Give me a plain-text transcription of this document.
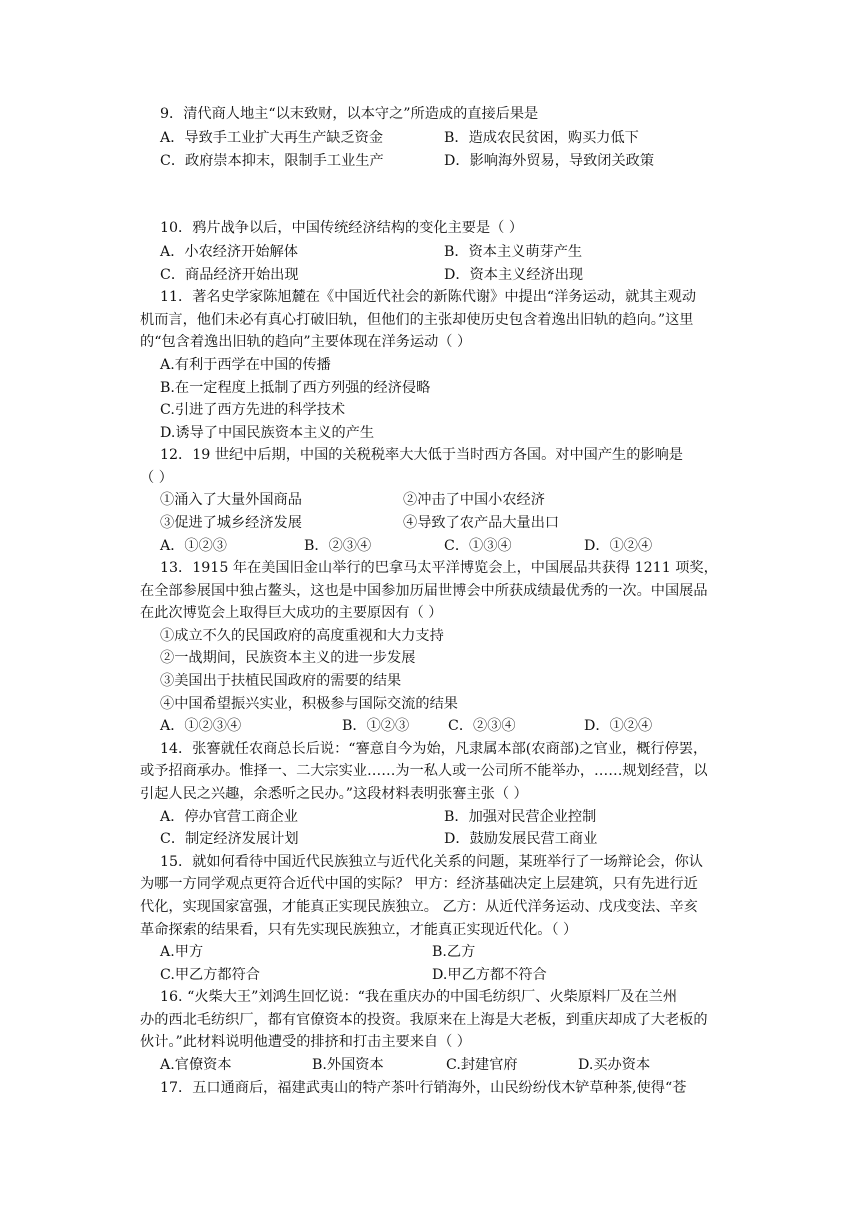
9．清代商人地主“以末致财，以本守之”所造成的直接后果是
A．导致手工业扩大再生产缺乏资金	B．造成农民贫困，购买力低下
C．政府崇本抑末，限制手工业生产	D．影响海外贸易，导致闭关政策
10．鸦片战争以后，中国传统经济结构的变化主要是（ ）
A．小农经济开始解体	B．资本主义萌芽产生
C．商品经济开始出现	D．资本主义经济出现
11．著名史学家陈旭麓在《中国近代社会的新陈代谢》中提出“洋务运动，就其主观动
机而言，他们未必有真心打破旧轨，但他们的主张却使历史包含着逸出旧轨的趋向。”这里
的“包含着逸出旧轨的趋向”主要体现在洋务运动（ ）
A.有利于西学在中国的传播
B.在一定程度上抵制了西方列强的经济侵略
C.引进了西方先进的科学技术
D.诱导了中国民族资本主义的产生
12．19 世纪中后期，中国的关税税率大大低于当时西方各国。对中国产生的影响是
（ ）
①涌入了大量外国商品	②冲击了中国小农经济
③促进了城乡经济发展	④导致了农产品大量出口
A．①②③	B．②③④	C．①③④	D．①②④
13．1915 年在美国旧金山举行的巴拿马太平洋博览会上，中国展品共获得 1211 项奖，
在全部参展国中独占鳌头，这也是中国参加历届世博会中所获成绩最优秀的一次。中国展品
在此次博览会上取得巨大成功的主要原因有（ ）
①成立不久的民国政府的高度重视和大力支持
②一战期间，民族资本主义的进一步发展
③美国出于扶植民国政府的需要的结果
④中国希望振兴实业，积极参与国际交流的结果
A．①②③④	B．①②③	C．②③④	D．①②④
14．张謇就任农商总长后说：“謇意自今为始，凡隶属本部(农商部)之官业，概行停罢，
或予招商承办。惟择一、二大宗实业……为一私人或一公司所不能举办，……规划经营，以
引起人民之兴趣，余悉听之民办。”这段材料表明张謇主张（ ）
A．停办官营工商企业	B．加强对民营企业控制
C．制定经济发展计划	D．鼓励发展民营工商业
15．就如何看待中国近代民族独立与近代化关系的问题，某班举行了一场辩论会，你认
为哪一方同学观点更符合近代中国的实际？ 甲方：经济基础决定上层建筑，只有先进行近
代化，实现国家富强，才能真正实现民族独立。 乙方：从近代洋务运动、戊戌变法、辛亥
革命探索的结果看，只有先实现民族独立，才能真正实现近代化。（ ）
A.甲方	B.乙方
C.甲乙方都符合	D.甲乙方都不符合
16. “火柴大王”刘鸿生回忆说：“我在重庆办的中国毛纺织厂、火柴原料厂及在兰州
办的西北毛纺织厂，都有官僚资本的投资。我原来在上海是大老板，到重庆却成了大老板的
伙计。”此材料说明他遭受的排挤和打击主要来自（ ）
A.官僚资本	B.外国资本	C.封建官府	D.买办资本
17．五口通商后，福建武夷山的特产茶叶行销海外，山民纷纷伐木铲草种茶,使得“苍
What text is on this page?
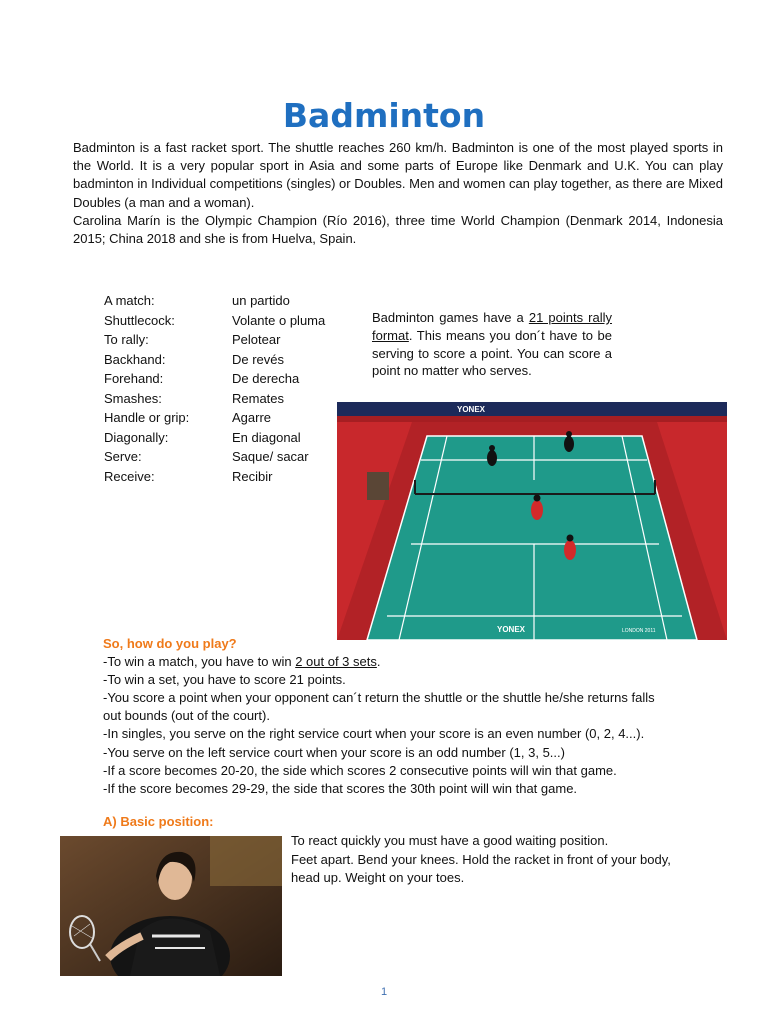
Badminton

Badminton is a fast racket sport. The shuttle reaches 260 km/h. Badminton is one of the most played sports in the World. It is a very popular sport in Asia and some parts of Europe like Denmark and U.K. You can play badminton in Individual competitions (singles) or Doubles. Men and women can play together, as there are Mixed Doubles (a man and a woman).

Carolina Marín is the Olympic Champion (Río 2016), three time World Champion (Denmark 2014, Indonesia 2015; China 2018 and she is from Huelva, Spain.

A match:	un partido
Shuttlecock:	Volante o pluma
To rally:	Pelotear
Backhand:	De revés
Forehand:	De derecha
Smashes:	Remates
Handle or grip:	Agarre
Diagonally:	En diagonal
Serve:	Saque/ sacar
Receive:	Recibir
Badminton games have a 21 points rally format. This means you don´t have to be serving to score a point. You can score a point no matter who serves.
YONEX
YONEX	LONDON 2011
So, how do you play?
-To win a match, you have to win 2 out of 3 sets.
-To win a set, you have to score 21 points.
-You score a point when your opponent can´t return the shuttle or the shuttle he/she returns falls
out bounds (out of the court).
-In singles, you serve on the right service court when your score is an even number (0, 2, 4...).
-You serve on the left service court when your score is an odd number (1, 3, 5...)
-If a score becomes 20-20, the side which scores 2 consecutive points will win that game.
-If the score becomes 29-29, the side that scores the 30th point will win that game.
A) Basic position:
To react quickly you must have a good waiting position.
Feet apart. Bend your knees. Hold the racket in front of your body,
head up. Weight on your toes.
1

——

- Stated exercise: Every line of the listing that holds "position" should be found and copied.

- Complete output:
A) Basic position:
To react quickly you must have a good waiting position.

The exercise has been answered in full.